> The task
Rewrite the listing from its first line up to and including the line with "text-line: main theme", replacing "recent decades" with "recent years" and leaving everything else unchanged.

— Start Dataset excerpts —

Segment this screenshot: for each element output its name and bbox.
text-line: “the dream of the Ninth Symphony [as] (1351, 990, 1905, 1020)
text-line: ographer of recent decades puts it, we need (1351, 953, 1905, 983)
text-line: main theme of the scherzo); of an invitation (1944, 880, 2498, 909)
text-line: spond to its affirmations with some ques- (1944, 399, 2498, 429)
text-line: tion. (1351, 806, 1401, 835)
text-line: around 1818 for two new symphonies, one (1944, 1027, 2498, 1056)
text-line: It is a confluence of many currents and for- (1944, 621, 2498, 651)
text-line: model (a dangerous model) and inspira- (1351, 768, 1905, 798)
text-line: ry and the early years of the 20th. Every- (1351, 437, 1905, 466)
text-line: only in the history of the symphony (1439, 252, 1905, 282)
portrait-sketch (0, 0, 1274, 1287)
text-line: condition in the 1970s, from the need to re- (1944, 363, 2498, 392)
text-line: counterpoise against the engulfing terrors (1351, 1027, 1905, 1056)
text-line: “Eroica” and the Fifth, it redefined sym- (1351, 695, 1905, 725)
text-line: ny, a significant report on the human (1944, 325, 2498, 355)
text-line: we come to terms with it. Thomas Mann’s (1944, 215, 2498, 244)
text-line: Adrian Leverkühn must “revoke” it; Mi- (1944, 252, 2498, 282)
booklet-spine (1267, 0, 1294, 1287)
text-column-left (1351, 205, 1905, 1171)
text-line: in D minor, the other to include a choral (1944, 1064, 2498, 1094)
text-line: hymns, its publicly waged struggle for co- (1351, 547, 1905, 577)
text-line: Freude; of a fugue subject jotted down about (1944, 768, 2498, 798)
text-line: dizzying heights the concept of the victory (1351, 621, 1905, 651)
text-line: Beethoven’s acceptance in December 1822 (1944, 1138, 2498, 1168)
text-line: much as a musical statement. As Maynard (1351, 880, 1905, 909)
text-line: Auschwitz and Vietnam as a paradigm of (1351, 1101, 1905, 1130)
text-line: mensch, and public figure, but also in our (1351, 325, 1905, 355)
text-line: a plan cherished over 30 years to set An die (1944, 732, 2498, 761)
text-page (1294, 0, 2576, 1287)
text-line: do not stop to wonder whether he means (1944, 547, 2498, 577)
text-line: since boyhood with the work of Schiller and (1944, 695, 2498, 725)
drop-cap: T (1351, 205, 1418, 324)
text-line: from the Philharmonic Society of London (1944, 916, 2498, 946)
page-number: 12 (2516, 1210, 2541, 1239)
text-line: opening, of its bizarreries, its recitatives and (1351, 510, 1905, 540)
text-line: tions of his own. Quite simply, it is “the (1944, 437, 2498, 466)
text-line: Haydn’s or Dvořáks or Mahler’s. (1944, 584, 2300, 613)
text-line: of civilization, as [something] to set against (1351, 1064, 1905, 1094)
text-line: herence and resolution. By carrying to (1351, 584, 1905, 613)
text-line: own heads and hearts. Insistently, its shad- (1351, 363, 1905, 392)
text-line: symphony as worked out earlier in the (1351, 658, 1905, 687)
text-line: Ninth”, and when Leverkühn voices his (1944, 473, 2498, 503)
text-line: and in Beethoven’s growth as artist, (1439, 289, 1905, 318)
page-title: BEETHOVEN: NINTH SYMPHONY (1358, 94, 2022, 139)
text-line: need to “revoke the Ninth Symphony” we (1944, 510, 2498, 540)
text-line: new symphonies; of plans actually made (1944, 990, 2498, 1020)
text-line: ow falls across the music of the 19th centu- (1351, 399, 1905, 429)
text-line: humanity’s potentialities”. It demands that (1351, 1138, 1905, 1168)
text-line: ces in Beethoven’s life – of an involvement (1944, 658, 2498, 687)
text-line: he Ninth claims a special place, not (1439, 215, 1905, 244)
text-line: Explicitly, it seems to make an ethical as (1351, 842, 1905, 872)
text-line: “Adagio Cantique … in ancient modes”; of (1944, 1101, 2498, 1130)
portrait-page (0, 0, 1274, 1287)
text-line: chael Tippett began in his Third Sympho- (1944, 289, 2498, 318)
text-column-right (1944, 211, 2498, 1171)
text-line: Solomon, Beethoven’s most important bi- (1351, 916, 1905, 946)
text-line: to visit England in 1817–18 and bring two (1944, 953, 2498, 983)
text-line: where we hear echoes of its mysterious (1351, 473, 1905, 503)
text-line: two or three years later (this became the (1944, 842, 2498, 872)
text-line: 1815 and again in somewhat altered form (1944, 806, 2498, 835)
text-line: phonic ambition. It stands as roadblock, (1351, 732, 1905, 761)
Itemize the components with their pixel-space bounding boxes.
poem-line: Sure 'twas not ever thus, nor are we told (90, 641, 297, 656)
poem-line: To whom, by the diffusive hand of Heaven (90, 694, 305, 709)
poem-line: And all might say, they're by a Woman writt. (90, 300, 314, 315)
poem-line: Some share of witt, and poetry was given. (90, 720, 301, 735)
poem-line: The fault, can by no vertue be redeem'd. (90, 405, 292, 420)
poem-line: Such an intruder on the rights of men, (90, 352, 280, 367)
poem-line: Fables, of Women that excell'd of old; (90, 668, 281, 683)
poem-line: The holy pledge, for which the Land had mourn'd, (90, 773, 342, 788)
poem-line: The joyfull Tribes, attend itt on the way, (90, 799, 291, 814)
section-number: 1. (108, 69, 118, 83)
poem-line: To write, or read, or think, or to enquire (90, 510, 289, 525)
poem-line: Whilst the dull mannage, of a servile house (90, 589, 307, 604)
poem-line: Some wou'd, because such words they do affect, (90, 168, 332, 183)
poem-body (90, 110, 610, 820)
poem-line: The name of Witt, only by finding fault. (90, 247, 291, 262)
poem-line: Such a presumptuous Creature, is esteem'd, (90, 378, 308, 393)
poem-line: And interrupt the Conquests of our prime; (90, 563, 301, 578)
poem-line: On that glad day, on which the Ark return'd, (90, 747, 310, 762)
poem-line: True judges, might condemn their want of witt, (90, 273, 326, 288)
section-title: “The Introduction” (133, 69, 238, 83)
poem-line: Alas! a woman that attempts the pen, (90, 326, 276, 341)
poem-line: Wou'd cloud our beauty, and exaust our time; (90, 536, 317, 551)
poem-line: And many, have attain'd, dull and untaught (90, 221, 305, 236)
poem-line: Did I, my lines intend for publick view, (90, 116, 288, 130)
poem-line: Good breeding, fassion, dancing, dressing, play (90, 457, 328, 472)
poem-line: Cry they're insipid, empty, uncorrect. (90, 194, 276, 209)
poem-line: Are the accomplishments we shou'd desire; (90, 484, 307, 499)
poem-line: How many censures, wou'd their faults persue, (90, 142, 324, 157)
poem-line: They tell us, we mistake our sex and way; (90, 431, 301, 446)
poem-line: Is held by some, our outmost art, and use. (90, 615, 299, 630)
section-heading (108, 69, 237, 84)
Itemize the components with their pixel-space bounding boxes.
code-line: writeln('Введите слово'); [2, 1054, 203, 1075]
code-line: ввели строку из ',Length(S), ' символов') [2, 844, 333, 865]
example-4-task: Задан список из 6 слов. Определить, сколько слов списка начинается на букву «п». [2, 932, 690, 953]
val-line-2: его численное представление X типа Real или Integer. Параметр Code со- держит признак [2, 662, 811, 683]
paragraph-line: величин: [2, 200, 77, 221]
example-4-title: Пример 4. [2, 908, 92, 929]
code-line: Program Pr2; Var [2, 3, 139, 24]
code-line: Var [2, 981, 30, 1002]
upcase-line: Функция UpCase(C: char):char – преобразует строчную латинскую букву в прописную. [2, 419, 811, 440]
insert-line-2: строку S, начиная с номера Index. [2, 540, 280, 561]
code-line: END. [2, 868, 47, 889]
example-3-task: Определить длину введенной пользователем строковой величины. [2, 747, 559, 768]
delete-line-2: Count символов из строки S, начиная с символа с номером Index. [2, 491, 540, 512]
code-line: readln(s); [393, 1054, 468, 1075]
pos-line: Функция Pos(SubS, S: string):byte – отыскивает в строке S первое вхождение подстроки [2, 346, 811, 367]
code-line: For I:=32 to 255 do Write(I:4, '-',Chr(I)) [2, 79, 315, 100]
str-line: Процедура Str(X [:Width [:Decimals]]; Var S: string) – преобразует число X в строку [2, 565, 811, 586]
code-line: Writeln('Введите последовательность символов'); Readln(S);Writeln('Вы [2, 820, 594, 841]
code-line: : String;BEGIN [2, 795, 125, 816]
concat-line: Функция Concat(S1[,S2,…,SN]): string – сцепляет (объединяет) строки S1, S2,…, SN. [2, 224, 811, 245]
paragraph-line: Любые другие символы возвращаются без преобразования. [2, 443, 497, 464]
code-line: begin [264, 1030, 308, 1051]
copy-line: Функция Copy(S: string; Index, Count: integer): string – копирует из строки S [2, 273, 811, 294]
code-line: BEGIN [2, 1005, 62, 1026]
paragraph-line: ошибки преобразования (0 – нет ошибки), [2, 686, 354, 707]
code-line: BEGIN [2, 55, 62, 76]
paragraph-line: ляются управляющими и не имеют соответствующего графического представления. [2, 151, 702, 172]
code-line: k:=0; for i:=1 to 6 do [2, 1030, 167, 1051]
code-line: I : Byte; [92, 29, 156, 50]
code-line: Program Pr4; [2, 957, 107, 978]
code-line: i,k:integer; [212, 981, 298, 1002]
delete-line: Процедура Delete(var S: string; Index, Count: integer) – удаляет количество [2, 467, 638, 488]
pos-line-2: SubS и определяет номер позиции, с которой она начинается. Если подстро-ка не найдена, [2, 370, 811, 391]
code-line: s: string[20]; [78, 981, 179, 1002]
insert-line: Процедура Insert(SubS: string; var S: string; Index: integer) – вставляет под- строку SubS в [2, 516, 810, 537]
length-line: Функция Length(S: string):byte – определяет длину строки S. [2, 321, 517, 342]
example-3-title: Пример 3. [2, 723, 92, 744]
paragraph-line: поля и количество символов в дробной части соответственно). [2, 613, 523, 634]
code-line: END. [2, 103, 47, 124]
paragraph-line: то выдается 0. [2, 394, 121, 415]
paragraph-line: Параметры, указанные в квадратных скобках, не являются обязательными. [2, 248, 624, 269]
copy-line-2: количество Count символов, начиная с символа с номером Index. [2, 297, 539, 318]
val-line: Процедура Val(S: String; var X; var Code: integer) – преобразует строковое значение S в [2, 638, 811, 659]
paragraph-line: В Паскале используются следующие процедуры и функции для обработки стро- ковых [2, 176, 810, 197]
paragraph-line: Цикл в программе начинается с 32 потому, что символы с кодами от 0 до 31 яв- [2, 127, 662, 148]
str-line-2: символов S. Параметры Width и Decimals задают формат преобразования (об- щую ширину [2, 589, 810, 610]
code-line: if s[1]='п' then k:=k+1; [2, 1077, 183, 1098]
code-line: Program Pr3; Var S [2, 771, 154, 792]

— End Dataset excerpts —

> Worked solution
Segment this screenshot: for each element output its name and bbox.
text-line: “the dream of the Ninth Symphony [as] (1351, 990, 1905, 1020)
text-line: ographer of recent years puts it, we need (1351, 953, 1905, 983)
text-line: main theme of the scherzo); of an invitation (1944, 880, 2498, 909)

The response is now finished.